此时我们分析一下tasks.Task的初始化过程;

class Task(futures._PyFuture):  # Inherit Python Task implementation
                                # from a Python Future implementation.

    """A coroutine wrapped in a Future."""

    # An important invariant maintained while a Task not done:
    #
    # - Either _fut_waiter is None, and _step() is scheduled;
    # - or _fut_waiter is some Future, and _step() is *not* scheduled.
    #
    # The only transition from the latter to the former is through
    # _wakeup().  When _fut_waiter is not None, one of its callbacks
    # must be _wakeup().

    # If False, don't log a message if the task is destroyed whereas its
    # status is still pending
    _log_destroy_pending = True
    ...


    def __init__(self, coro, *, loop=None):
        super().__init__(loop=loop)
        if self._source_traceback:
            del self._source_traceback[-1]
        if not coroutines.iscoroutine(coro):
            # raise after Future.__init__(), attrs are required for __del__
            # prevent logging for pending task in __del__
            self._log_destroy_pending = False
            raise TypeError(f"a coroutine was expected, got {coro!r}")

**所示条目**
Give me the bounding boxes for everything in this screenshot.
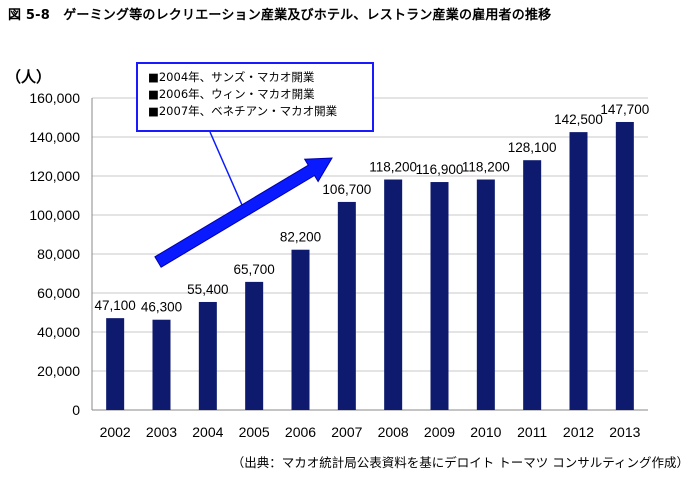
bar xyxy=(245,281,264,410)
value-label: 118,200 xyxy=(369,160,417,175)
annotation-line: ■2006年、ウィン・マカオ開業 xyxy=(148,87,315,101)
value-label: 65,700 xyxy=(234,262,275,277)
y-tick-label: 120,000 xyxy=(29,168,80,184)
bar xyxy=(523,160,542,410)
bar xyxy=(569,132,588,410)
y-tick-label: 20,000 xyxy=(37,363,80,379)
growth-arrow xyxy=(154,131,333,268)
bar xyxy=(152,319,171,410)
value-label: 47,100 xyxy=(95,298,136,313)
y-tick-label: 140,000 xyxy=(29,129,80,145)
value-label: 142,500 xyxy=(554,112,603,127)
x-tick-labels: 2002 2003 2004 2005 2006 2007 2008 2009 2010 2011… xyxy=(100,424,641,440)
bar xyxy=(106,318,125,410)
value-label: 147,700 xyxy=(600,102,649,117)
x-tick-label: 2010 xyxy=(470,424,501,440)
source-note: （出典：マカオ統計局公表資料を基にデロイト トーマツ コンサルティング作成） xyxy=(231,455,689,470)
growth-arrow-shape xyxy=(154,157,333,268)
chart-title: 図 5-8 ゲーミング等のレクリエーション産業及びホテル、レストラン産業の雇用者… xyxy=(8,8,552,23)
bar xyxy=(291,249,310,410)
bar xyxy=(430,182,449,410)
x-tick-label: 2007 xyxy=(331,424,362,440)
annotation-line: ■2007年、ベネチアン・マカオ開業 xyxy=(148,104,338,118)
x-tick-label: 2004 xyxy=(192,424,223,440)
x-tick-label: 2005 xyxy=(239,424,270,440)
y-tick-label: 60,000 xyxy=(37,285,80,301)
y-tick-label: 40,000 xyxy=(37,324,80,340)
bar xyxy=(198,301,217,410)
annotation-connector xyxy=(209,131,243,206)
value-labels: 47,100 46,300 55,400 65,700 82,200 106,700 118… xyxy=(95,102,650,315)
x-tick-label: 2011 xyxy=(517,424,547,440)
bar xyxy=(337,201,356,410)
value-label: 46,300 xyxy=(141,300,182,315)
y-tick-label: 0 xyxy=(72,402,80,418)
x-tick-label: 2002 xyxy=(100,424,131,440)
value-label: 118,200 xyxy=(462,160,510,175)
x-tick-label: 2012 xyxy=(563,424,594,440)
y-tick-labels: 0 20,000 40,000 60,000 80,000 100,000 120,000 1… xyxy=(29,90,80,418)
y-tick-label: 80,000 xyxy=(37,246,80,262)
annotation-box: ■2004年、サンズ・マカオ開業 ■2006年、ウィン・マカオ開業 ■2007年… xyxy=(136,62,374,132)
annotation-line: ■2004年、サンズ・マカオ開業 xyxy=(148,70,315,84)
bar xyxy=(384,179,403,410)
y-tick-label: 160,000 xyxy=(29,90,80,106)
x-tick-label: 2003 xyxy=(146,424,177,440)
bars xyxy=(106,121,634,411)
value-label: 116,900 xyxy=(416,162,464,177)
value-label: 128,100 xyxy=(508,140,557,155)
value-label: 106,700 xyxy=(322,182,371,197)
x-tick-label: 2008 xyxy=(378,424,409,440)
bar xyxy=(476,179,495,410)
x-tick-label: 2009 xyxy=(424,424,455,440)
value-label: 82,200 xyxy=(280,230,321,245)
y-tick-label: 100,000 xyxy=(29,207,80,223)
value-label: 55,400 xyxy=(187,282,228,297)
bar xyxy=(615,121,634,411)
y-axis-unit: （人） xyxy=(6,68,51,86)
x-tick-label: 2013 xyxy=(609,424,640,440)
x-tick-label: 2006 xyxy=(285,424,316,440)
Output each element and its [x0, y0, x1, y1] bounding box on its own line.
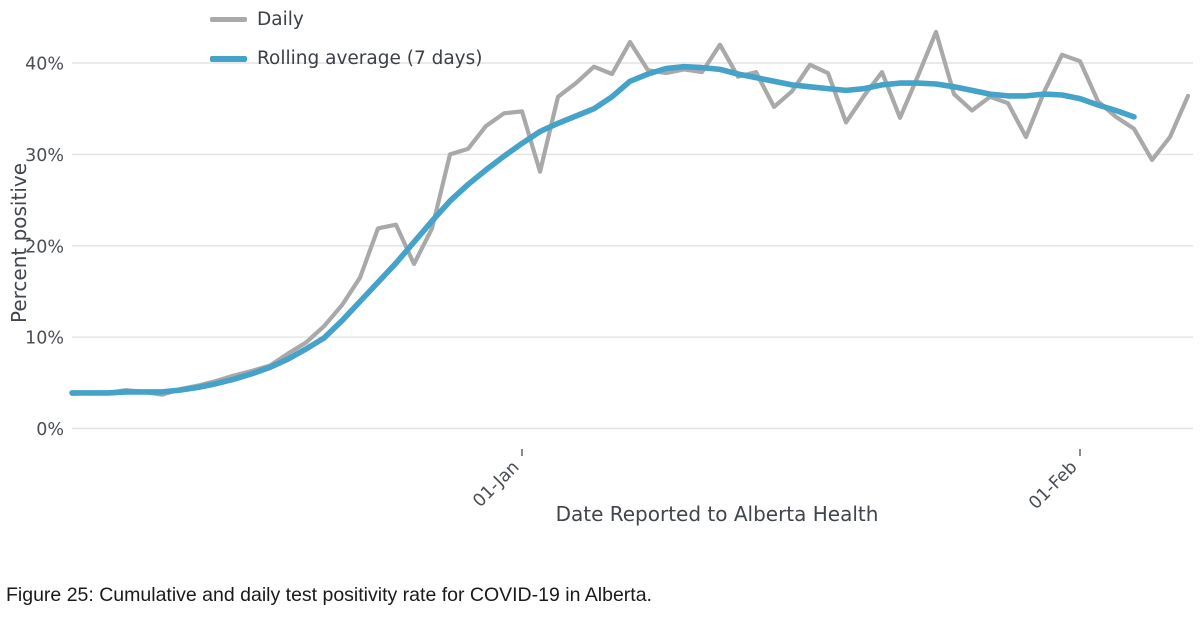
y-tick-label: 40% — [25, 55, 64, 75]
positivity-chart: 0% 10% 20% 30% 40% Percent positive 01-J… — [7, 29, 1193, 526]
legend-item-daily[interactable]: Daily — [210, 0, 482, 39]
legend-label-rolling-average: Rolling average (7 days) — [257, 48, 483, 69]
x-axis: 01-Jan 01-Feb Date Reported to Alberta H… — [469, 457, 1081, 526]
figure-caption: Figure 25: Cumulative and daily test pos… — [6, 584, 652, 606]
rolling-average-line-swatch — [210, 55, 247, 62]
legend: Daily Rolling average (7 days) — [210, 0, 482, 78]
y-tick-label: 20% — [25, 237, 64, 257]
x-tick-label: 01-Feb — [1025, 457, 1081, 513]
daily-line — [69, 29, 1191, 397]
y-axis-title: Percent positive — [7, 163, 31, 323]
gridlines — [72, 62, 1193, 430]
y-tick-label: 10% — [25, 329, 64, 349]
x-tickmarks — [521, 449, 1081, 456]
legend-label-daily: Daily — [257, 9, 304, 30]
legend-item-rolling-average[interactable]: Rolling average (7 days) — [210, 39, 482, 78]
y-axis: 0% 10% 20% 30% 40% Percent positive — [7, 55, 64, 441]
y-tick-label: 0% — [36, 420, 64, 440]
y-tick-label: 30% — [25, 146, 64, 166]
daily-line-swatch — [210, 17, 247, 22]
x-tick-label: 01-Jan — [469, 457, 523, 511]
rolling-average-line — [69, 63, 1137, 396]
x-axis-title: Date Reported to Alberta Health — [556, 502, 879, 526]
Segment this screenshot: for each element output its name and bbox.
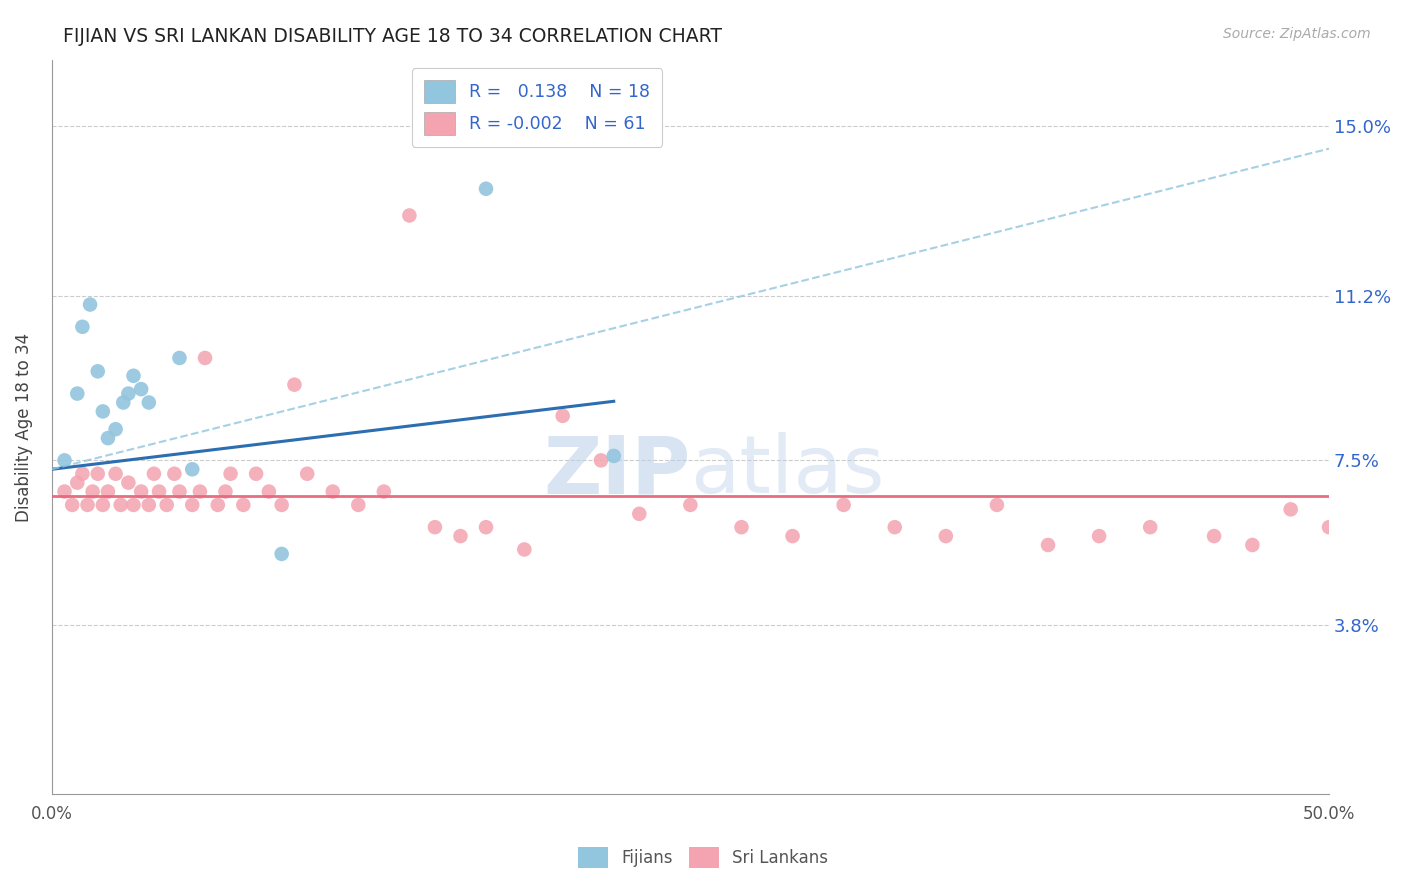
Point [935, 529, 957, 543]
Point [475, 520, 498, 534]
Point [1355, 547, 1378, 561]
Point [782, 529, 804, 543]
Point [66, 475, 89, 490]
Point [986, 498, 1008, 512]
Point [87, 467, 110, 481]
Point [53, 484, 76, 499]
Point [475, 182, 498, 196]
Y-axis label: Disability Age 18 to 34: Disability Age 18 to 34 [15, 333, 32, 522]
Point [104, 467, 127, 481]
Point [163, 467, 186, 481]
Point [513, 542, 536, 557]
Point [97, 431, 120, 445]
Point [169, 351, 191, 365]
Point [1202, 529, 1225, 543]
Point [373, 484, 395, 499]
Point [628, 507, 651, 521]
Point [1395, 556, 1406, 570]
Point [589, 453, 612, 467]
Point [82, 484, 104, 499]
Point [129, 382, 152, 396]
Point [110, 498, 132, 512]
Point [91, 404, 114, 418]
Point [169, 484, 191, 499]
Point [207, 498, 229, 512]
Point [1139, 520, 1161, 534]
Text: Source: ZipAtlas.com: Source: ZipAtlas.com [1223, 27, 1371, 41]
Point [76, 498, 98, 512]
Point [832, 498, 855, 512]
Point [295, 467, 318, 481]
Point [423, 520, 446, 534]
Point [1036, 538, 1059, 552]
Point [270, 498, 292, 512]
Point [91, 498, 114, 512]
Legend: Fijians, Sri Lankans: Fijians, Sri Lankans [571, 840, 835, 875]
Point [129, 484, 152, 499]
Point [117, 386, 139, 401]
Point [138, 395, 160, 409]
Point [156, 498, 179, 512]
Point [398, 209, 420, 223]
Point [883, 520, 905, 534]
Point [232, 498, 254, 512]
Point [219, 467, 242, 481]
Text: atlas: atlas [690, 432, 884, 510]
Point [104, 422, 127, 436]
Point [60, 498, 83, 512]
Point [122, 368, 145, 383]
Point [1088, 529, 1111, 543]
Point [122, 498, 145, 512]
Text: ZIP: ZIP [543, 432, 690, 510]
Point [138, 498, 160, 512]
Point [87, 364, 110, 378]
Legend: R =   0.138    N = 18, R = -0.002    N = 61: R = 0.138 N = 18, R = -0.002 N = 61 [412, 69, 662, 147]
Point [603, 449, 626, 463]
Point [194, 351, 217, 365]
Point [347, 498, 370, 512]
Point [245, 467, 267, 481]
Point [450, 529, 472, 543]
Point [53, 453, 76, 467]
Point [1317, 520, 1340, 534]
Point [79, 297, 101, 311]
Point [181, 462, 204, 476]
Point [112, 395, 135, 409]
Point [1279, 502, 1302, 516]
Text: FIJIAN VS SRI LANKAN DISABILITY AGE 18 TO 34 CORRELATION CHART: FIJIAN VS SRI LANKAN DISABILITY AGE 18 T… [63, 27, 723, 45]
Point [322, 484, 344, 499]
Point [72, 319, 94, 334]
Point [730, 520, 752, 534]
Point [679, 498, 702, 512]
Point [283, 377, 305, 392]
Point [1241, 538, 1264, 552]
Point [270, 547, 292, 561]
Point [142, 467, 165, 481]
Point [148, 484, 170, 499]
Point [97, 484, 120, 499]
Point [551, 409, 574, 423]
Point [181, 498, 204, 512]
Point [188, 484, 211, 499]
Point [257, 484, 280, 499]
Point [72, 467, 94, 481]
Point [66, 386, 89, 401]
Point [117, 475, 139, 490]
Point [214, 484, 236, 499]
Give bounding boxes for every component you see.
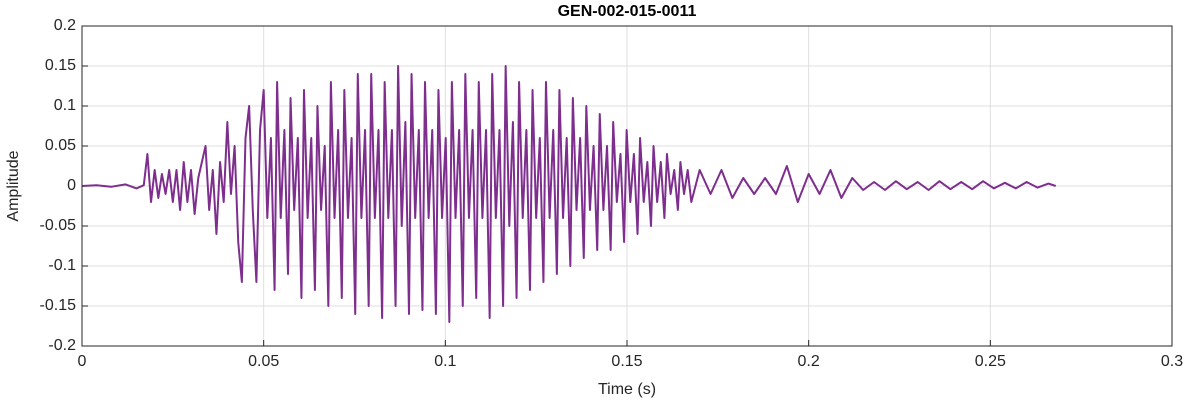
x-axis-label: Time (s): [598, 381, 656, 398]
y-tick-label: 0: [67, 177, 76, 194]
y-tick-label: 0.1: [54, 97, 76, 114]
x-tick-label: 0.25: [975, 353, 1006, 370]
x-tick-label: 0.15: [611, 353, 642, 370]
x-tick-label: 0.05: [248, 353, 279, 370]
chart-title: GEN-002-015-0011: [558, 3, 697, 20]
y-tick-label: -0.2: [48, 337, 76, 354]
x-tick-label: 0.2: [798, 353, 820, 370]
waveform-line: [81, 65, 1057, 323]
x-tick-label: 0: [78, 353, 87, 370]
x-tick-label: 0.3: [1161, 353, 1183, 370]
y-tick-label: 0.15: [45, 57, 76, 74]
y-tick-label: -0.05: [40, 217, 77, 234]
y-tick-label: -0.15: [40, 297, 77, 314]
x-tick-label: 0.1: [434, 353, 456, 370]
y-tick-label: 0.2: [54, 17, 76, 34]
y-tick-label: 0.05: [45, 137, 76, 154]
y-tick-label: -0.1: [48, 257, 76, 274]
axes-box: [81, 25, 1173, 347]
y-axis-label: Amplitude: [5, 150, 22, 221]
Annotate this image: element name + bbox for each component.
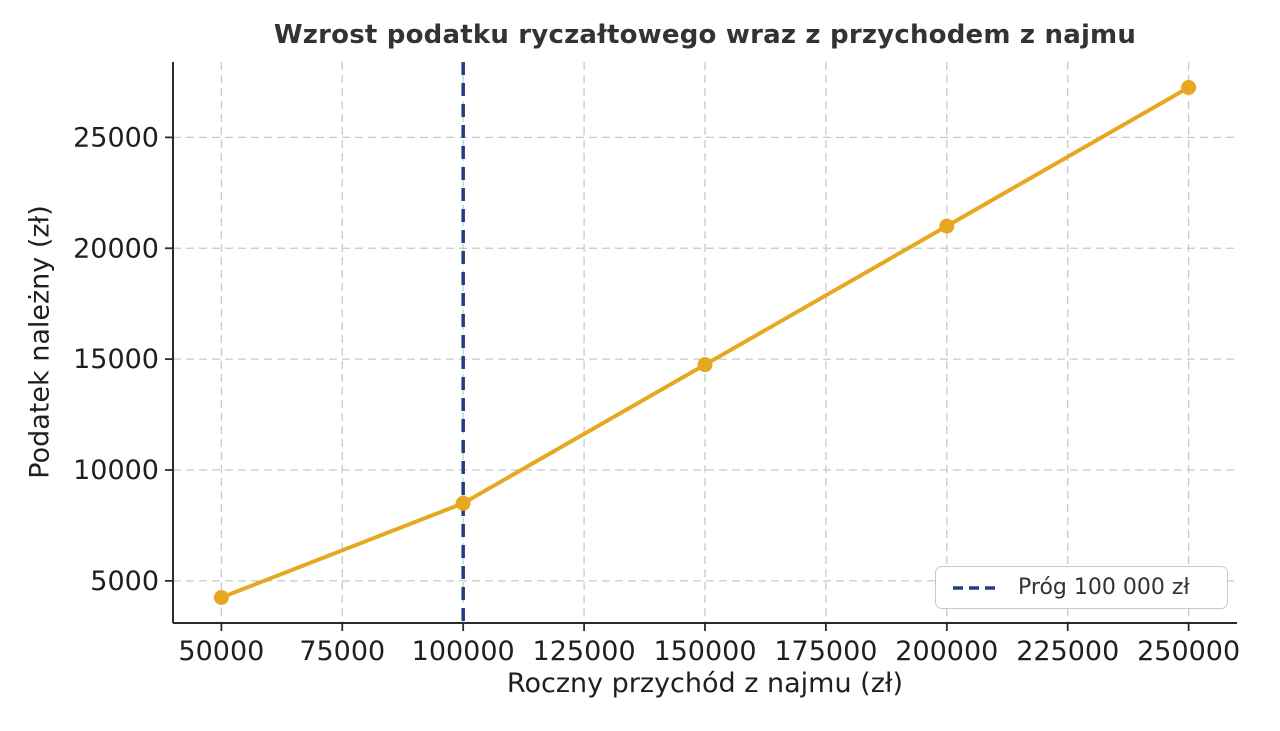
- y-tick-label: 25000: [73, 122, 159, 153]
- x-tick-label: 250000: [1137, 636, 1240, 667]
- x-tick-label: 225000: [1016, 636, 1119, 667]
- x-tick-label: 175000: [774, 636, 877, 667]
- x-tick-label: 200000: [895, 636, 998, 667]
- data-point-marker: [1181, 80, 1197, 95]
- y-tick-label: 15000: [73, 344, 159, 375]
- x-tick-label: 125000: [533, 636, 636, 667]
- data-point-marker: [939, 218, 955, 234]
- x-tick-label: 75000: [299, 636, 385, 667]
- y-tick-label: 5000: [90, 566, 159, 597]
- x-tick-label: 50000: [178, 636, 264, 667]
- y-tick-label: 10000: [73, 455, 159, 486]
- legend-label: Próg 100 000 zł: [1018, 575, 1190, 600]
- x-tick-label: 150000: [653, 636, 756, 667]
- chart-title: Wzrost podatku ryczałtowego wraz z przyc…: [273, 20, 1137, 50]
- data-point-marker: [697, 357, 713, 373]
- data-point-marker: [213, 590, 229, 605]
- y-tick-label: 20000: [73, 233, 159, 264]
- legend: Próg 100 000 zł: [935, 566, 1228, 609]
- data-point-marker: [455, 495, 471, 511]
- x-axis-label: Roczny przychód z najmu (zł): [506, 668, 904, 699]
- x-tick-label: 100000: [412, 636, 515, 667]
- legend-dashed-line-sample: [953, 585, 999, 590]
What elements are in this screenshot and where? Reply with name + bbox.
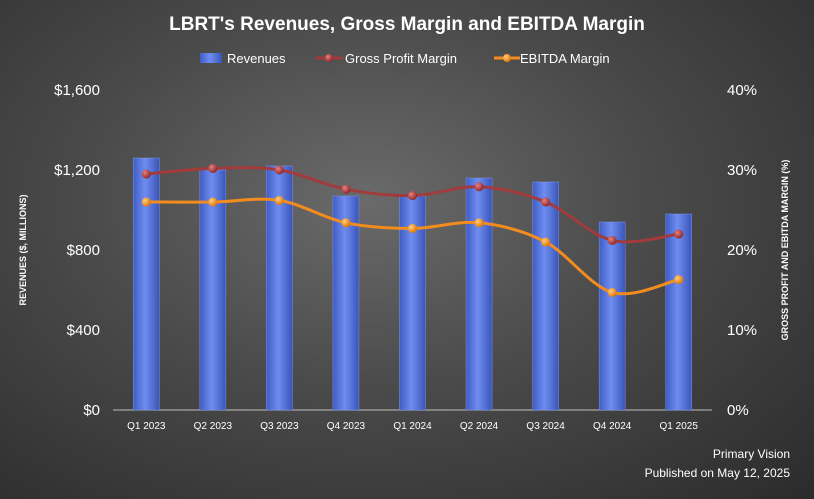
chart-title: LBRT's Revenues, Gross Margin and EBITDA… xyxy=(169,14,645,35)
legend-marker-gross-margin xyxy=(325,54,333,62)
y-tick-label-left: $1,600 xyxy=(54,82,100,99)
y-tick-label-right: 0% xyxy=(727,402,749,419)
legend-swatch-revenues xyxy=(200,53,222,63)
x-tick-label: Q3 2023 xyxy=(260,421,299,432)
y-tick-label-left: $1,200 xyxy=(54,162,100,179)
y-tick-label-right: 30% xyxy=(727,162,757,179)
x-tick-label: Q1 2025 xyxy=(660,421,699,432)
point-gross-margin xyxy=(141,169,151,179)
x-axis-ticks: Q1 2023 Q2 2023 Q3 2023 Q4 2023 Q1 2024 Q2 20… xyxy=(127,421,698,432)
point-gross-margin xyxy=(341,184,351,194)
bar-revenues xyxy=(532,181,559,411)
x-tick-label: Q3 2024 xyxy=(526,421,565,432)
y-tick-label-left: $400 xyxy=(67,322,100,339)
point-ebitda-margin xyxy=(274,195,284,205)
bar-revenues xyxy=(332,195,360,411)
y-tick-label-right: 20% xyxy=(727,242,757,259)
point-ebitda-margin xyxy=(341,218,351,228)
x-tick-label: Q4 2023 xyxy=(327,421,366,432)
point-gross-margin xyxy=(208,163,218,173)
bar-revenues xyxy=(266,165,293,411)
source-label: Primary Vision xyxy=(713,447,790,461)
point-gross-margin xyxy=(408,191,417,201)
bar-revenues xyxy=(133,157,160,411)
point-gross-margin xyxy=(607,235,617,245)
y-tick-label-right: 10% xyxy=(727,322,757,339)
legend: Revenues Gross Profit Margin EBITDA Marg… xyxy=(200,51,610,66)
bar-revenues xyxy=(665,213,692,411)
x-tick-label: Q1 2024 xyxy=(393,421,432,432)
y-tick-label-left: $0 xyxy=(83,402,100,419)
point-ebitda-margin xyxy=(208,197,218,207)
legend-label-gross-margin: Gross Profit Margin xyxy=(345,51,457,66)
point-ebitda-margin xyxy=(607,287,617,297)
margin-lines xyxy=(141,163,684,297)
x-tick-label: Q2 2024 xyxy=(460,421,499,432)
left-axis-ticks: $0 $400 $800 $1,200 $1,600 xyxy=(54,82,100,419)
x-tick-label: Q1 2023 xyxy=(127,421,166,432)
y-tick-label-left: $800 xyxy=(67,242,100,259)
point-ebitda-margin xyxy=(674,275,684,285)
point-gross-margin xyxy=(674,229,684,239)
x-tick-label: Q2 2023 xyxy=(194,421,233,432)
right-axis-ticks: 0% 10% 20% 30% 40% xyxy=(727,82,757,419)
y-tick-label-right: 40% xyxy=(727,82,757,99)
published-date: Published on May 12, 2025 xyxy=(645,466,791,480)
point-ebitda-margin xyxy=(474,218,484,228)
y-axis-label-right: GROSS PROFIT AND EBITDA MARGIN (%) xyxy=(780,160,790,341)
point-gross-margin xyxy=(274,165,284,175)
x-tick-label: Q4 2024 xyxy=(593,421,632,432)
legend-label-revenues: Revenues xyxy=(227,51,286,66)
point-ebitda-margin xyxy=(408,223,417,233)
legend-marker-ebitda-margin xyxy=(503,54,511,62)
point-gross-margin xyxy=(541,197,551,207)
point-ebitda-margin xyxy=(541,237,551,247)
point-ebitda-margin xyxy=(141,197,151,207)
revenue-bars xyxy=(133,157,692,411)
legend-label-ebitda-margin: EBITDA Margin xyxy=(520,51,610,66)
y-axis-label-left: REVENUES ($, MILLIONS) xyxy=(18,194,28,305)
point-gross-margin xyxy=(474,182,484,192)
bar-revenues xyxy=(465,177,493,411)
bar-revenues xyxy=(598,221,626,411)
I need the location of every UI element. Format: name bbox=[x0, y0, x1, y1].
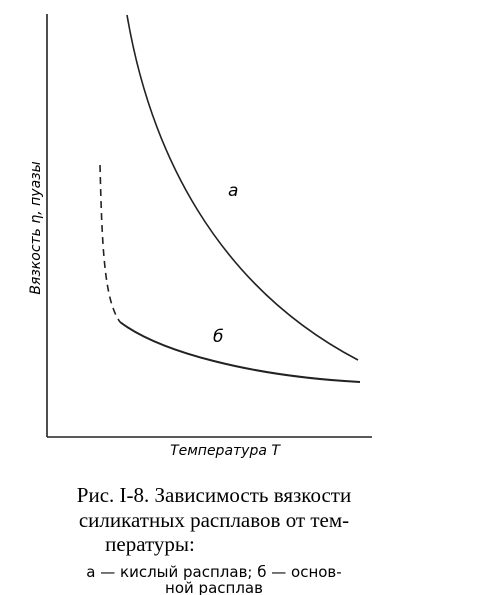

**书面练习 1**
将关于 Task 初始化的摘录中以“# An important invariant maintained while a Task not done”开头的注释段落改写为中文要点列表，保留其主要事实。
**书面练习 2**
把关于 Task 初始化的摘录中的句子“When _fut_waiter is not None, one of its callbacks must be _wakeup().”译成中文。
**书面练习 3**
从关于 Task 初始化的摘录最后一行之后续写下去。

**最终结果 1**
- 任务未完成时须始终保持一条重要的不变式。
- 情形一：_fut_waiter 为 None，且 _step() 已被调度。
- 情形二：_fut_waiter 为某个 Future，且 _step() 未被调度。
- 从情形二转为情形一的唯一途径是 _wakeup()。
- 当 _fut_waiter 不为 None 时，其回调之一必须是 _wakeup()。

**最终结果 2**
当 _fut_waiter 不为 None 时，其回调之一必须是 _wakeup()。

**最终结果 3**
        self._must_cancel = False
        self._fut_waiter = None
        self._coro = coro
        self._context = contextvars.copy_context()                              # 获取执行上下文

        self._loop.call_soon(self.__step, context=self._context)                # 调用loop的call_soon方法将__step方法传入执行
        _register_task(self)

    ...

    def __step(self, exc=None):
        if self.done():                                                         # 检查是否已经完成
            raise futures.InvalidStateError(
                f'_step(): already done: {self!r}, {exc!r}')
        if self._must_cancel:
            if not isinstance(exc, futures.CancelledError):
                exc = futures.CancelledError()
            self._must_cancel = False
        coro = self._coro                                                       # 获取协程
        self._fut_waiter = None 

        _enter_task(self._loop, self)
        # Call either coro.throw(exc) or coro.send(None).
        try:
            if exc is None:
                # We use the `send` method directly, because coroutines
                # don't have `__iter__` and `__next__` methods.
                result = coro.send(None)                                        # 通过协程调用send去执行,result就是返回的future或者报错的值
            else:
                result = coro.throw(exc)
        except StopIteration as exc:
            if self._must_cancel:
                # Task is cancelled right before coro stops.
                self._must_cancel = False
                super().set_exception(futures.CancelledError())
            else:
                super().set_result(exc.value)                                   # 如果StopIteration,则返回函数最后的返回值
        except futures.CancelledError:
            super().cancel()  # I.e., Future.cancel(self).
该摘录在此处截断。